- _Information given_
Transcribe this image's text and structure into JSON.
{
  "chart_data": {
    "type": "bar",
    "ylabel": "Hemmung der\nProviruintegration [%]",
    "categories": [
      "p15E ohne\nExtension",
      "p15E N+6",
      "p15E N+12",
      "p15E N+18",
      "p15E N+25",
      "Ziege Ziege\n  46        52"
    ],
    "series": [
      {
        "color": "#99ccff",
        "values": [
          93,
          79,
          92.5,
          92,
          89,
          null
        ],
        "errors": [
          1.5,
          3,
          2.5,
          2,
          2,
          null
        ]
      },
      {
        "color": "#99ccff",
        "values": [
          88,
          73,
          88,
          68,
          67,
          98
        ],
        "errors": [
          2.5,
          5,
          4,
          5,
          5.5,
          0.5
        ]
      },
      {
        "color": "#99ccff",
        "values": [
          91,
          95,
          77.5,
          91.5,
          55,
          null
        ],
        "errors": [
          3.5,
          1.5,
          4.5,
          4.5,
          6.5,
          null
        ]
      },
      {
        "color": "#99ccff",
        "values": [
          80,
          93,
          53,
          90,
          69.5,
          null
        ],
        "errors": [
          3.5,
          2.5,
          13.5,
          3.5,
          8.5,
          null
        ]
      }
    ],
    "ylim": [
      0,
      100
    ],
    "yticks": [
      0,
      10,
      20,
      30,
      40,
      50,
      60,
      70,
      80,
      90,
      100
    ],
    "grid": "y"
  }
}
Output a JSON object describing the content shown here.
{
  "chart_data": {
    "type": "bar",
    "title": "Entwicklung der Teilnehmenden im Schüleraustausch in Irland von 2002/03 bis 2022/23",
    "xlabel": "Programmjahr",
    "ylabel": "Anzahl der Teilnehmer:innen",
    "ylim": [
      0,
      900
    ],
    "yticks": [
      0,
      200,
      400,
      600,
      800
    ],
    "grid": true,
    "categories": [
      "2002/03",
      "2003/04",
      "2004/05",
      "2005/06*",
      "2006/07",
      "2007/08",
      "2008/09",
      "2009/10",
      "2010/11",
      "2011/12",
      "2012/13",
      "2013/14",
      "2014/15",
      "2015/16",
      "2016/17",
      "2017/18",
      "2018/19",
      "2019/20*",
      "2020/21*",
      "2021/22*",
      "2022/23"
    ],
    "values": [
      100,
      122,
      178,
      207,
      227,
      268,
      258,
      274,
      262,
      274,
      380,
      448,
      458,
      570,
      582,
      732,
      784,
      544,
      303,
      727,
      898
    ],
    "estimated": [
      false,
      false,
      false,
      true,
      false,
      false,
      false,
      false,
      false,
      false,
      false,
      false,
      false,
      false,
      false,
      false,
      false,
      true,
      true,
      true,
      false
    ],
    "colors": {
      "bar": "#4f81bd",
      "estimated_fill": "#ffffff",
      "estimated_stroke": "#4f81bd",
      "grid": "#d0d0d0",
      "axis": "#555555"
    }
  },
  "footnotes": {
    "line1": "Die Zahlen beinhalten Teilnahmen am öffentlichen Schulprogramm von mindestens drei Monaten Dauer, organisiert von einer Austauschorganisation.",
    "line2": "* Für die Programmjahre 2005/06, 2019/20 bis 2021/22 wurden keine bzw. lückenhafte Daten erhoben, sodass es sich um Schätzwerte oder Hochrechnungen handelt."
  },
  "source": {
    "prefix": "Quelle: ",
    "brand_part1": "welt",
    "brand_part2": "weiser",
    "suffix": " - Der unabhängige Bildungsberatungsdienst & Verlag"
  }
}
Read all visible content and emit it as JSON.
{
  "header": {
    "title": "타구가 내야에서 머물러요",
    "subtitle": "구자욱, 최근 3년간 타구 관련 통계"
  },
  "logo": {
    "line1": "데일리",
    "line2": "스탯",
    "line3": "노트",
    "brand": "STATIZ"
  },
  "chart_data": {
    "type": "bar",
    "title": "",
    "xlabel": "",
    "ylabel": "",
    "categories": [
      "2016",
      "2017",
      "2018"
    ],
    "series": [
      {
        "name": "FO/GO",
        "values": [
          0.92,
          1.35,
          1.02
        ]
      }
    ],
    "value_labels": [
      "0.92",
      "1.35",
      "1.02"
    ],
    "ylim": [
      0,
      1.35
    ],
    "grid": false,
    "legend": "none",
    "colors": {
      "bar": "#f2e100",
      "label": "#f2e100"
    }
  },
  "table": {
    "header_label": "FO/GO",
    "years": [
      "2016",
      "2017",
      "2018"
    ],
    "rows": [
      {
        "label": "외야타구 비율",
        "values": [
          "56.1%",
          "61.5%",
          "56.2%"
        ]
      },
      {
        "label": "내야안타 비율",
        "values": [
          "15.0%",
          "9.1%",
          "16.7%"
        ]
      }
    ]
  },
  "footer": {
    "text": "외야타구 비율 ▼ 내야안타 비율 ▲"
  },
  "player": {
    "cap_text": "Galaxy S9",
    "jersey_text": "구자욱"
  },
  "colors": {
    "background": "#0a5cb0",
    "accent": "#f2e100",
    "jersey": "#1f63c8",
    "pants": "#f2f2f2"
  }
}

- _Exercise directions_
Above are the records; retype them all without a single difference.

- _Output for this task_
Transcribe this image's text and structure into JSON.
{
  "chart_data": {
    "type": "bar",
    "ylabel": "Hemmung der\nProviruintegration [%]",
    "categories": [
      "p15E ohne\nExtension",
      "p15E N+6",
      "p15E N+12",
      "p15E N+18",
      "p15E N+25",
      "Ziege Ziege\n  46        52"
    ],
    "series": [
      {
        "color": "#99ccff",
        "values": [
          93,
          79,
          92.5,
          92,
          89,
          null
        ],
        "errors": [
          1.5,
          3,
          2.5,
          2,
          2,
          null
        ]
      },
      {
        "color": "#99ccff",
        "values": [
          88,
          73,
          88,
          68,
          67,
          98
        ],
        "errors": [
          2.5,
          5,
          4,
          5,
          5.5,
          0.5
        ]
      },
      {
        "color": "#99ccff",
        "values": [
          91,
          95,
          77.5,
          91.5,
          55,
          null
        ],
        "errors": [
          3.5,
          1.5,
          4.5,
          4.5,
          6.5,
          null
        ]
      },
      {
        "color": "#99ccff",
        "values": [
          80,
          93,
          53,
          90,
          69.5,
          null
        ],
        "errors": [
          3.5,
          2.5,
          13.5,
          3.5,
          8.5,
          null
        ]
      }
    ],
    "ylim": [
      0,
      100
    ],
    "yticks": [
      0,
      10,
      20,
      30,
      40,
      50,
      60,
      70,
      80,
      90,
      100
    ],
    "grid": "y"
  }
}
Output a JSON object describing the content shown here.
{
  "chart_data": {
    "type": "bar",
    "title": "Entwicklung der Teilnehmenden im Schüleraustausch in Irland von 2002/03 bis 2022/23",
    "xlabel": "Programmjahr",
    "ylabel": "Anzahl der Teilnehmer:innen",
    "ylim": [
      0,
      900
    ],
    "yticks": [
      0,
      200,
      400,
      600,
      800
    ],
    "grid": true,
    "categories": [
      "2002/03",
      "2003/04",
      "2004/05",
      "2005/06*",
      "2006/07",
      "2007/08",
      "2008/09",
      "2009/10",
      "2010/11",
      "2011/12",
      "2012/13",
      "2013/14",
      "2014/15",
      "2015/16",
      "2016/17",
      "2017/18",
      "2018/19",
      "2019/20*",
      "2020/21*",
      "2021/22*",
      "2022/23"
    ],
    "values": [
      100,
      122,
      178,
      207,
      227,
      268,
      258,
      274,
      262,
      274,
      380,
      448,
      458,
      570,
      582,
      732,
      784,
      544,
      303,
      727,
      898
    ],
    "estimated": [
      false,
      false,
      false,
      true,
      false,
      false,
      false,
      false,
      false,
      false,
      false,
      false,
      false,
      false,
      false,
      false,
      false,
      true,
      true,
      true,
      false
    ],
    "colors": {
      "bar": "#4f81bd",
      "estimated_fill": "#ffffff",
      "estimated_stroke": "#4f81bd",
      "grid": "#d0d0d0",
      "axis": "#555555"
    }
  },
  "footnotes": {
    "line1": "Die Zahlen beinhalten Teilnahmen am öffentlichen Schulprogramm von mindestens drei Monaten Dauer, organisiert von einer Austauschorganisation.",
    "line2": "* Für die Programmjahre 2005/06, 2019/20 bis 2021/22 wurden keine bzw. lückenhafte Daten erhoben, sodass es sich um Schätzwerte oder Hochrechnungen handelt."
  },
  "source": {
    "prefix": "Quelle: ",
    "brand_part1": "welt",
    "brand_part2": "weiser",
    "suffix": " - Der unabhängige Bildungsberatungsdienst & Verlag"
  }
}
Read all visible content and emit it as JSON.
{
  "header": {
    "title": "타구가 내야에서 머물러요",
    "subtitle": "구자욱, 최근 3년간 타구 관련 통계"
  },
  "logo": {
    "line1": "데일리",
    "line2": "스탯",
    "line3": "노트",
    "brand": "STATIZ"
  },
  "chart_data": {
    "type": "bar",
    "title": "",
    "xlabel": "",
    "ylabel": "",
    "categories": [
      "2016",
      "2017",
      "2018"
    ],
    "series": [
      {
        "name": "FO/GO",
        "values": [
          0.92,
          1.35,
          1.02
        ]
      }
    ],
    "value_labels": [
      "0.92",
      "1.35",
      "1.02"
    ],
    "ylim": [
      0,
      1.35
    ],
    "grid": false,
    "legend": "none",
    "colors": {
      "bar": "#f2e100",
      "label": "#f2e100"
    }
  },
  "table": {
    "header_label": "FO/GO",
    "years": [
      "2016",
      "2017",
      "2018"
    ],
    "rows": [
      {
        "label": "외야타구 비율",
        "values": [
          "56.1%",
          "61.5%",
          "56.2%"
        ]
      },
      {
        "label": "내야안타 비율",
        "values": [
          "15.0%",
          "9.1%",
          "16.7%"
        ]
      }
    ]
  },
  "footer": {
    "text": "외야타구 비율 ▼ 내야안타 비율 ▲"
  },
  "player": {
    "cap_text": "Galaxy S9",
    "jersey_text": "구자욱"
  },
  "colors": {
    "background": "#0a5cb0",
    "accent": "#f2e100",
    "jersey": "#1f63c8",
    "pants": "#f2f2f2"
  }
}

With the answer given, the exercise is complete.